Work to be completed:
Each entry should be repeated exactly. Its pictures should not be.

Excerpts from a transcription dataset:
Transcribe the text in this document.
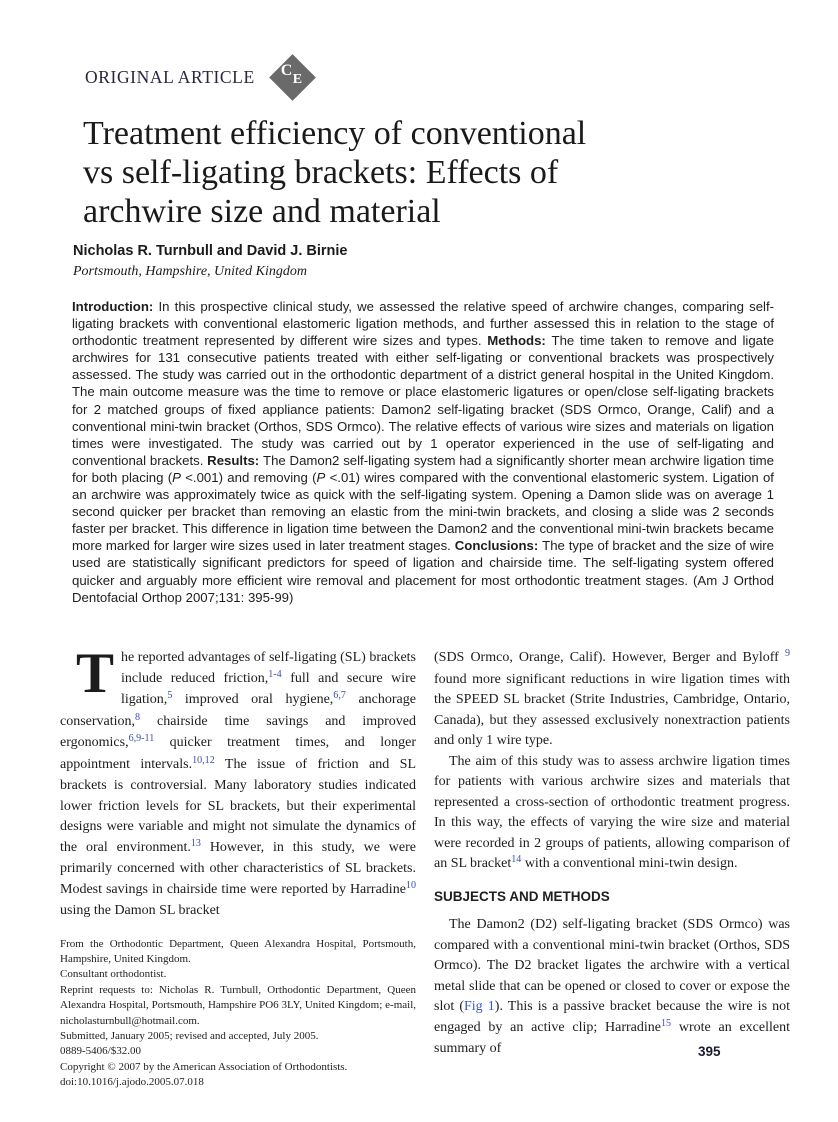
ORIGINAL ARTICLE C
E
Treatment efficiency of conventional
vs self-ligating brackets: Effects of
archwire size and material
Nicholas R. Turnbull and David J. Birnie
Portsmouth, Hampshire, United Kingdom
Introduction: In this prospective clinical study, we assessed the relative speed of archwire changes, comparing self-ligating brackets with conventional elastomeric ligation methods, and further assessed this in relation to the stage of orthodontic treatment represented by different wire sizes and types. Methods: The time taken to remove and ligate archwires for 131 consecutive patients treated with either self-ligating or conventional brackets was prospectively assessed. The study was carried out in the orthodontic department of a district general hospital in the United Kingdom. The main outcome measure was the time to remove or place elastomeric ligatures or open/close self-ligating brackets for 2 matched groups of fixed appliance patients: Damon2 self-ligating bracket (SDS Ormco, Orange, Calif) and a conventional mini-twin bracket (Orthos, SDS Ormco). The relative effects of various wire sizes and materials on ligation times were investigated. The study was carried out by 1 operator experienced in the use of self-ligating and conventional brackets. Results: The Damon2 self-ligating system had a significantly shorter mean archwire ligation time for both placing (P <.001) and removing (P <.01) wires compared with the conventional elastomeric system. Ligation of an archwire was approximately twice as quick with the self-ligating system. Opening a Damon slide was on average 1 second quicker per bracket than removing an elastic from the mini-twin brackets, and closing a slide was 2 seconds faster per bracket. This difference in ligation time between the Damon2 and the conventional mini-twin brackets became more marked for larger wire sizes used in later treatment stages. Conclusions: The type of bracket and the size of wire used are statistically significant predictors for speed of ligation and chairside time. The self-ligating system offered quicker and arguably more efficient wire removal and placement for most orthodontic treatment stages. (Am J Orthod Dentofacial Orthop 2007;131: 395-99)

The reported advantages of self-ligating (SL) brackets include reduced friction,$^{1-4}$ full and secure wire ligation,$^5$ improved oral hygiene,$^{6,7}$ anchorage conservation,$^8$ chairside time savings and improved ergonomics,$^{6,9-11}$ quicker treatment times, and longer appointment intervals.$^{10,12}$ The issue of friction and SL brackets is controversial. Many laboratory studies indicated lower friction levels for SL brackets, but their experimental designs were variable and might not simulate the dynamics of the oral environment.$^{13}$ However, in this study, we were primarily concerned with other characteristics of SL brackets. Modest savings in chairside time were reported by Harradine$^{10}$ using the Damon SL bracket

From the Orthodontic Department, Queen Alexandra Hospital, Portsmouth, Hampshire, United Kingdom.

Consultant orthodontist.

Reprint requests to: Nicholas R. Turnbull, Orthodontic Department, Queen Alexandra Hospital, Portsmouth, Hampshire PO6 3LY, United Kingdom; e-mail, nicholasturnbull@hotmail.com.

Submitted, January 2005; revised and accepted, July 2005.

0889-5406/$32.00

Copyright © 2007 by the American Association of Orthodontists.

doi:10.1016/j.ajodo.2005.07.018

(SDS Ormco, Orange, Calif). However, Berger and Byloff $^9$ found more significant reductions in wire ligation times with the SPEED SL bracket (Strite Industries, Cambridge, Ontario, Canada), but they assessed exclusively nonextraction patients and only 1 wire type.

The aim of this study was to assess archwire ligation times for patients with various archwire sizes and materials that represented a cross-section of orthodontic treatment progress. In this way, the effects of varying the wire size and material were recorded in 2 groups of patients, allowing comparison of an SL bracket$^{14}$ with a conventional mini-twin design.

SUBJECTS AND METHODS

The Damon2 (D2) self-ligating bracket (SDS Ormco) was compared with a conventional mini-twin bracket (Orthos, SDS Ormco). The D2 bracket ligates the archwire with a vertical metal slide that can be opened or closed to cover or expose the slot (Fig 1). This is a passive bracket because the wire is not engaged by an active clip; Harradine$^{15}$ wrote an excellent summary of	395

Exercise solution:
Transcribe the text in this document.
ORIGINAL ARTICLE C
E
Treatment efficiency of conventional
vs self-ligating brackets: Effects of
archwire size and material
Nicholas R. Turnbull and David J. Birnie
Portsmouth, Hampshire, United Kingdom
Introduction: In this prospective clinical study, we assessed the relative speed of archwire changes, comparing self-ligating brackets with conventional elastomeric ligation methods, and further assessed this in relation to the stage of orthodontic treatment represented by different wire sizes and types. Methods: The time taken to remove and ligate archwires for 131 consecutive patients treated with either self-ligating or conventional brackets was prospectively assessed. The study was carried out in the orthodontic department of a district general hospital in the United Kingdom. The main outcome measure was the time to remove or place elastomeric ligatures or open/close self-ligating brackets for 2 matched groups of fixed appliance patients: Damon2 self-ligating bracket (SDS Ormco, Orange, Calif) and a conventional mini-twin bracket (Orthos, SDS Ormco). The relative effects of various wire sizes and materials on ligation times were investigated. The study was carried out by 1 operator experienced in the use of self-ligating and conventional brackets. Results: The Damon2 self-ligating system had a significantly shorter mean archwire ligation time for both placing (P <.001) and removing (P <.01) wires compared with the conventional elastomeric system. Ligation of an archwire was approximately twice as quick with the self-ligating system. Opening a Damon slide was on average 1 second quicker per bracket than removing an elastic from the mini-twin brackets, and closing a slide was 2 seconds faster per bracket. This difference in ligation time between the Damon2 and the conventional mini-twin brackets became more marked for larger wire sizes used in later treatment stages. Conclusions: The type of bracket and the size of wire used are statistically significant predictors for speed of ligation and chairside time. The self-ligating system offered quicker and arguably more efficient wire removal and placement for most orthodontic treatment stages. (Am J Orthod Dentofacial Orthop 2007;131: 395-99)

The reported advantages of self-ligating (SL) brackets include reduced friction,$^{1-4}$ full and secure wire ligation,$^5$ improved oral hygiene,$^{6,7}$ anchorage conservation,$^8$ chairside time savings and improved ergonomics,$^{6,9-11}$ quicker treatment times, and longer appointment intervals.$^{10,12}$ The issue of friction and SL brackets is controversial. Many laboratory studies indicated lower friction levels for SL brackets, but their experimental designs were variable and might not simulate the dynamics of the oral environment.$^{13}$ However, in this study, we were primarily concerned with other characteristics of SL brackets. Modest savings in chairside time were reported by Harradine$^{10}$ using the Damon SL bracket

From the Orthodontic Department, Queen Alexandra Hospital, Portsmouth, Hampshire, United Kingdom.

Consultant orthodontist.

Reprint requests to: Nicholas R. Turnbull, Orthodontic Department, Queen Alexandra Hospital, Portsmouth, Hampshire PO6 3LY, United Kingdom; e-mail, nicholasturnbull@hotmail.com.

Submitted, January 2005; revised and accepted, July 2005.

0889-5406/$32.00

Copyright © 2007 by the American Association of Orthodontists.

doi:10.1016/j.ajodo.2005.07.018

(SDS Ormco, Orange, Calif). However, Berger and Byloff $^9$ found more significant reductions in wire ligation times with the SPEED SL bracket (Strite Industries, Cambridge, Ontario, Canada), but they assessed exclusively nonextraction patients and only 1 wire type.

The aim of this study was to assess archwire ligation times for patients with various archwire sizes and materials that represented a cross-section of orthodontic treatment progress. In this way, the effects of varying the wire size and material were recorded in 2 groups of patients, allowing comparison of an SL bracket$^{14}$ with a conventional mini-twin design.

SUBJECTS AND METHODS

The Damon2 (D2) self-ligating bracket (SDS Ormco) was compared with a conventional mini-twin bracket (Orthos, SDS Ormco). The D2 bracket ligates the archwire with a vertical metal slide that can be opened or closed to cover or expose the slot (Fig 1). This is a passive bracket because the wire is not engaged by an active clip; Harradine$^{15}$ wrote an excellent summary of	395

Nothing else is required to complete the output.